**ASSIGNMENT**
Search the material below for the string "this" and list each line that holds it.
==== THE INPUT
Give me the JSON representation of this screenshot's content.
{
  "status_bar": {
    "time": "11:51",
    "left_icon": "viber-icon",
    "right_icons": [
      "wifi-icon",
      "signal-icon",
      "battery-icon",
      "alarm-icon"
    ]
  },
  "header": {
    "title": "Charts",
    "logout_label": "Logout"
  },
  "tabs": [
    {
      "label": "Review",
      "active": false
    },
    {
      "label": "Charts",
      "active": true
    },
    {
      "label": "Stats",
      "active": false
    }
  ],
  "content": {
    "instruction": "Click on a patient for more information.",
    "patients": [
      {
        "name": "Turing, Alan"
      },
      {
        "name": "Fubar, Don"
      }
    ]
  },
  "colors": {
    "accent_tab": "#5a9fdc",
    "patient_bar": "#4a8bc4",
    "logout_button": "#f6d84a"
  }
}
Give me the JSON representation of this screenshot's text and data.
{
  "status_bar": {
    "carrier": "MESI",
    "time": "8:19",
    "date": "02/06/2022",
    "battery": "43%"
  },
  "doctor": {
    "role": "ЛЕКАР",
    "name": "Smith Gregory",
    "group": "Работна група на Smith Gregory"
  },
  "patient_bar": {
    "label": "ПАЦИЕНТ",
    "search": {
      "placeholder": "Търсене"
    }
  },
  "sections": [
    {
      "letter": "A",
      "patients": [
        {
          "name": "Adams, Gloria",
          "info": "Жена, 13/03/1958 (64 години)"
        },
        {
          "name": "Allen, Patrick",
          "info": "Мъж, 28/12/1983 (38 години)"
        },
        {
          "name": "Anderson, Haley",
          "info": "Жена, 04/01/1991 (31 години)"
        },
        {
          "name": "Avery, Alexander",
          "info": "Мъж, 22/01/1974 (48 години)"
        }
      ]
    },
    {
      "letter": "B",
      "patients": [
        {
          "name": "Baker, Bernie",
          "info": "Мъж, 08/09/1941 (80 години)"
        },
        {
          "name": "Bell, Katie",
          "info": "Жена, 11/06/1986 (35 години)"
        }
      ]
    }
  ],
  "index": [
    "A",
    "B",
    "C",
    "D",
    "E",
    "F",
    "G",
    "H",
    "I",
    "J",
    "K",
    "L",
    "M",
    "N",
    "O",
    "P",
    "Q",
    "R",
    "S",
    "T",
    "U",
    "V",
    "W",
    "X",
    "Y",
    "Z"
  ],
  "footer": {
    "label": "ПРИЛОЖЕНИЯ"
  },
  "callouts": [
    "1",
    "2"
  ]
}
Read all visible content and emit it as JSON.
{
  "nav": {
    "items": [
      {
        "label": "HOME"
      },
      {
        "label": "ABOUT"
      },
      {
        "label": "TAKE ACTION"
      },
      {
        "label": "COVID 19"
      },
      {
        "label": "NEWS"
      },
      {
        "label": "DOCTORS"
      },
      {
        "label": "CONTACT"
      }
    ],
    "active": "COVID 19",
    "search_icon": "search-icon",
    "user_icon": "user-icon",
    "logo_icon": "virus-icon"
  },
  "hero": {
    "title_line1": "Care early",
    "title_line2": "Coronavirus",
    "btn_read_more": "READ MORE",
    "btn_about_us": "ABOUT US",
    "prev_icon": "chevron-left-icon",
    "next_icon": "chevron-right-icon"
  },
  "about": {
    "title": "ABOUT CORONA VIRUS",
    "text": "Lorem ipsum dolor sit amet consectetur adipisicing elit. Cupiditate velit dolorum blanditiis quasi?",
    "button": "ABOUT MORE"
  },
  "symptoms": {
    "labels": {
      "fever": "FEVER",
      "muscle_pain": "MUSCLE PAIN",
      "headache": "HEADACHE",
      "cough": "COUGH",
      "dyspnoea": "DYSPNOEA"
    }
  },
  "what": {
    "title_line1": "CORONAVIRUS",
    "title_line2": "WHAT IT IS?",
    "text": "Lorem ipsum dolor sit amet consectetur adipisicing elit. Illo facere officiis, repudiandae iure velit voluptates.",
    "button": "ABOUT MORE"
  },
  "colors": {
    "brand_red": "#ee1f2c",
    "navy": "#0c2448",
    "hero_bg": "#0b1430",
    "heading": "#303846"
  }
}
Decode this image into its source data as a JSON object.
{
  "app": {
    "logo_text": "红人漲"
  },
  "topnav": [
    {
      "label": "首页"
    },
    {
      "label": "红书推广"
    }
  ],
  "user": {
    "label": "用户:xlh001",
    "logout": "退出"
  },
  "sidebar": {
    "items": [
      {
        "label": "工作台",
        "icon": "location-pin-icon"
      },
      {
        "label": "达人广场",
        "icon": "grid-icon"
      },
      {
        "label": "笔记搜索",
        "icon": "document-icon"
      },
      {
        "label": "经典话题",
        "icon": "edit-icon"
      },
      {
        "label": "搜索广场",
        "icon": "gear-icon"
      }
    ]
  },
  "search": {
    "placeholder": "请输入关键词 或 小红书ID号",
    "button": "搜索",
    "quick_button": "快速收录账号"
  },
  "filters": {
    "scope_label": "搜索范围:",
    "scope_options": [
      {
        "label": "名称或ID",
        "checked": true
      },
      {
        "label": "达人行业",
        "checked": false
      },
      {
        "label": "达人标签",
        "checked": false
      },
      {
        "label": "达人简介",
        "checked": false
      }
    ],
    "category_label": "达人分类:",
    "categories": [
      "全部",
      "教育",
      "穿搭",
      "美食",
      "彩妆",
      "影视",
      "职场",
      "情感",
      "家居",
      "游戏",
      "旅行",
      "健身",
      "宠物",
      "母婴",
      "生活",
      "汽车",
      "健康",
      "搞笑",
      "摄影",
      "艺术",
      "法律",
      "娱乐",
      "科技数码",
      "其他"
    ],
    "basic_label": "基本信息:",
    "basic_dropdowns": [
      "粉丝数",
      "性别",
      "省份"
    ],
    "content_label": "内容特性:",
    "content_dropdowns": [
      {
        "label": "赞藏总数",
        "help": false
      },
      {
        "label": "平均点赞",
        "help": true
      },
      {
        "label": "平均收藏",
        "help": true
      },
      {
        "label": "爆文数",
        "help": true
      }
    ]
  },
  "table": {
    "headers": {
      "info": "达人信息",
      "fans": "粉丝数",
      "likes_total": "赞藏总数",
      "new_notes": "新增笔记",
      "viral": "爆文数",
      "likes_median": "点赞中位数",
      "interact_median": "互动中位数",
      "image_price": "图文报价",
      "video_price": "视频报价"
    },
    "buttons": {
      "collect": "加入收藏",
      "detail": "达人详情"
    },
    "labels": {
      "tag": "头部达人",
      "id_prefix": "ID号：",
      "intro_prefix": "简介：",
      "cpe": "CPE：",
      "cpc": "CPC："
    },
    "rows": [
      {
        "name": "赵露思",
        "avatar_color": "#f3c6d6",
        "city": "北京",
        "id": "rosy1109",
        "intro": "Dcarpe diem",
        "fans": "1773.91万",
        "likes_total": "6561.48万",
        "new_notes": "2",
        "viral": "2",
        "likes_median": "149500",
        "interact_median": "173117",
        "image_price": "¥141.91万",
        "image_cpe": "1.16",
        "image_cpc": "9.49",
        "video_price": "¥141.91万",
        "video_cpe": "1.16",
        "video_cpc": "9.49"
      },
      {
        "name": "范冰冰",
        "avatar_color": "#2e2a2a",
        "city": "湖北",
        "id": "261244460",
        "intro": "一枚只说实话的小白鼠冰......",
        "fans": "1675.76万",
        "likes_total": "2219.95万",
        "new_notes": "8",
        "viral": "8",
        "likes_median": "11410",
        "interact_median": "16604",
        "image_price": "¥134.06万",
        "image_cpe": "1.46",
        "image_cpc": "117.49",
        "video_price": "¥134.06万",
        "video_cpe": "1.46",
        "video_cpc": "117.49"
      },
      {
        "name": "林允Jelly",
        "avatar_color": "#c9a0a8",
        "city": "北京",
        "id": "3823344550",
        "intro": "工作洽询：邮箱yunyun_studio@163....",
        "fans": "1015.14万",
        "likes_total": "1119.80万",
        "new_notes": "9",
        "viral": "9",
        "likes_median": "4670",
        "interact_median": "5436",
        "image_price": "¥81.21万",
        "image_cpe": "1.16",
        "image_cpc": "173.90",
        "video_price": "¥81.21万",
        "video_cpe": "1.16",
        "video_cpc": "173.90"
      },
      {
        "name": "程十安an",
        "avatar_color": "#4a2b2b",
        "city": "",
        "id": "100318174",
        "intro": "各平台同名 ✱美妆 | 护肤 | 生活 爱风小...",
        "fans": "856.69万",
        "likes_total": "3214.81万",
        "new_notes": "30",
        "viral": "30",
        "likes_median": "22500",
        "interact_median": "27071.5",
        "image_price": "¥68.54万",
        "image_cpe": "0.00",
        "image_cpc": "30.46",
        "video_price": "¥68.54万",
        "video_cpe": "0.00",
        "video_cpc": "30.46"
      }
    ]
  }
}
========
**WRITTEN ANSWER**
Give me the JSON representation of this screenshot's content.
Give me the JSON representation of this screenshot's text and data.
Decode this image into its source data as a JSON object.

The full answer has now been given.